» **Aim**: Repeat the data verbatim.
•••••
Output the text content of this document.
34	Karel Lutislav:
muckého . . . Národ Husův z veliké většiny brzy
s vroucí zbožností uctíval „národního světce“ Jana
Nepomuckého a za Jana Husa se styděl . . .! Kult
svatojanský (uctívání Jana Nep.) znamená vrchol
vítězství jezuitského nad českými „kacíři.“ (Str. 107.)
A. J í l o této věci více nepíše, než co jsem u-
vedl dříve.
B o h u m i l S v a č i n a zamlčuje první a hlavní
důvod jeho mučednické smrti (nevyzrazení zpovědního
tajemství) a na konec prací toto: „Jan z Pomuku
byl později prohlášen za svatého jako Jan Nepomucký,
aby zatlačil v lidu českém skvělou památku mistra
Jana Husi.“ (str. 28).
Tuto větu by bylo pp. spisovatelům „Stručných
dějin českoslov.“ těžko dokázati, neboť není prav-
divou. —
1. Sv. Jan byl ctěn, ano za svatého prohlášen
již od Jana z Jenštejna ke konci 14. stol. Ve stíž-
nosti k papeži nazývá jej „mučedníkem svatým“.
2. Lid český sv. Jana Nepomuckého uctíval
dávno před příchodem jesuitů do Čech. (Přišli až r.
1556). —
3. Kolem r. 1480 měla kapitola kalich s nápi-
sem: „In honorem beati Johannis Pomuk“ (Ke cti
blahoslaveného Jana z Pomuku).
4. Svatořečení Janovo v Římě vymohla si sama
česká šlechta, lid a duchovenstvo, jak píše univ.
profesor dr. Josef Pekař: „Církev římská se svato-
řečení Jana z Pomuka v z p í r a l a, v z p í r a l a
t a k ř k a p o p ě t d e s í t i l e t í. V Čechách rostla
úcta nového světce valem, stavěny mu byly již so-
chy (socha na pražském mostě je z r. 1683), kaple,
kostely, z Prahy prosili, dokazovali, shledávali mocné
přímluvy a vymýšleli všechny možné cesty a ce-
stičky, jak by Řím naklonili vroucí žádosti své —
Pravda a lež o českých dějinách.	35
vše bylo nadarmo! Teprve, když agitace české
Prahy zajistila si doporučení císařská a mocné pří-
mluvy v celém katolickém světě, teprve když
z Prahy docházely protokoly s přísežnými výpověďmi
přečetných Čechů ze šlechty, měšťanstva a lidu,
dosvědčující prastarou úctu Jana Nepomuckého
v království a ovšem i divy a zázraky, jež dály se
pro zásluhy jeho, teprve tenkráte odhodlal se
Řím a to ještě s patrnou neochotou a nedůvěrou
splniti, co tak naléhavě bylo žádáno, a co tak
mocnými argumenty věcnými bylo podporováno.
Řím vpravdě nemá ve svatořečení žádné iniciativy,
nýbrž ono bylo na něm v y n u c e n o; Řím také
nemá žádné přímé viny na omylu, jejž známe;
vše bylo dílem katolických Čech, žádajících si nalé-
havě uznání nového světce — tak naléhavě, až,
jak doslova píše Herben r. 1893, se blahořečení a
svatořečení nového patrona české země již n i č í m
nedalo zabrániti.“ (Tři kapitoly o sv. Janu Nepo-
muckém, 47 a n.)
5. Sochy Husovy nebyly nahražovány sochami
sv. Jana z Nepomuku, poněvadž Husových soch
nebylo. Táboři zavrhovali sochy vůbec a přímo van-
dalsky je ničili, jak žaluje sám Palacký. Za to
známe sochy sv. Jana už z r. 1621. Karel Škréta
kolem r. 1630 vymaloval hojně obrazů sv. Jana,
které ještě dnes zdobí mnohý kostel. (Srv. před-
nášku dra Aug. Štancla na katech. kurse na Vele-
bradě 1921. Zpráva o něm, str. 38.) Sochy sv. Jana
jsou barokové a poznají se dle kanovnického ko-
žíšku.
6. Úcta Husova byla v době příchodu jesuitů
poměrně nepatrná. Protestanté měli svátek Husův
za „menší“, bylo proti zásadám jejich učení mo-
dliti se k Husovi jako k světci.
•••••
» **Answer to this exercise**:
Output the text content of this document.
34	Karel Lutislav:
muckého . . . Národ Husův z veliké většiny brzy
s vroucí zbožností uctíval „národního světce“ Jana
Nepomuckého a za Jana Husa se styděl . . .! Kult
svatojanský (uctívání Jana Nep.) znamená vrchol
vítězství jezuitského nad českými „kacíři.“ (Str. 107.)
A. J í l o této věci více nepíše, než co jsem u-
vedl dříve.
B o h u m i l S v a č i n a zamlčuje první a hlavní
důvod jeho mučednické smrti (nevyzrazení zpovědního
tajemství) a na konec prací toto: „Jan z Pomuku
byl později prohlášen za svatého jako Jan Nepomucký,
aby zatlačil v lidu českém skvělou památku mistra
Jana Husi.“ (str. 28).
Tuto větu by bylo pp. spisovatelům „Stručných
dějin českoslov.“ těžko dokázati, neboť není prav-
divou. —
1. Sv. Jan byl ctěn, ano za svatého prohlášen
již od Jana z Jenštejna ke konci 14. stol. Ve stíž-
nosti k papeži nazývá jej „mučedníkem svatým“.
2. Lid český sv. Jana Nepomuckého uctíval
dávno před příchodem jesuitů do Čech. (Přišli až r.
1556). —
3. Kolem r. 1480 měla kapitola kalich s nápi-
sem: „In honorem beati Johannis Pomuk“ (Ke cti
blahoslaveného Jana z Pomuku).
4. Svatořečení Janovo v Římě vymohla si sama
česká šlechta, lid a duchovenstvo, jak píše univ.
profesor dr. Josef Pekař: „Církev římská se svato-
řečení Jana z Pomuka v z p í r a l a, v z p í r a l a
t a k ř k a p o p ě t d e s í t i l e t í. V Čechách rostla
úcta nového světce valem, stavěny mu byly již so-
chy (socha na pražském mostě je z r. 1683), kaple,
kostely, z Prahy prosili, dokazovali, shledávali mocné
přímluvy a vymýšleli všechny možné cesty a ce-
stičky, jak by Řím naklonili vroucí žádosti své —
Pravda a lež o českých dějinách.	35
vše bylo nadarmo! Teprve, když agitace české
Prahy zajistila si doporučení císařská a mocné pří-
mluvy v celém katolickém světě, teprve když
z Prahy docházely protokoly s přísežnými výpověďmi
přečetných Čechů ze šlechty, měšťanstva a lidu,
dosvědčující prastarou úctu Jana Nepomuckého
v království a ovšem i divy a zázraky, jež dály se
pro zásluhy jeho, teprve tenkráte odhodlal se
Řím a to ještě s patrnou neochotou a nedůvěrou
splniti, co tak naléhavě bylo žádáno, a co tak
mocnými argumenty věcnými bylo podporováno.
Řím vpravdě nemá ve svatořečení žádné iniciativy,
nýbrž ono bylo na něm v y n u c e n o; Řím také
nemá žádné přímé viny na omylu, jejž známe;
vše bylo dílem katolických Čech, žádajících si nalé-
havě uznání nového světce — tak naléhavě, až,
jak doslova píše Herben r. 1893, se blahořečení a
svatořečení nového patrona české země již n i č í m
nedalo zabrániti.“ (Tři kapitoly o sv. Janu Nepo-
muckém, 47 a n.)
5. Sochy Husovy nebyly nahražovány sochami
sv. Jana z Nepomuku, poněvadž Husových soch
nebylo. Táboři zavrhovali sochy vůbec a přímo van-
dalsky je ničili, jak žaluje sám Palacký. Za to
známe sochy sv. Jana už z r. 1621. Karel Škréta
kolem r. 1630 vymaloval hojně obrazů sv. Jana,
které ještě dnes zdobí mnohý kostel. (Srv. před-
nášku dra Aug. Štancla na katech. kurse na Vele-
bradě 1921. Zpráva o něm, str. 38.) Sochy sv. Jana
jsou barokové a poznají se dle kanovnického ko-
žíšku.
6. Úcta Husova byla v době příchodu jesuitů
poměrně nepatrná. Protestanté měli svátek Husův
za „menší“, bylo proti zásadám jejich učení mo-
dliti se k Husovi jako k světci.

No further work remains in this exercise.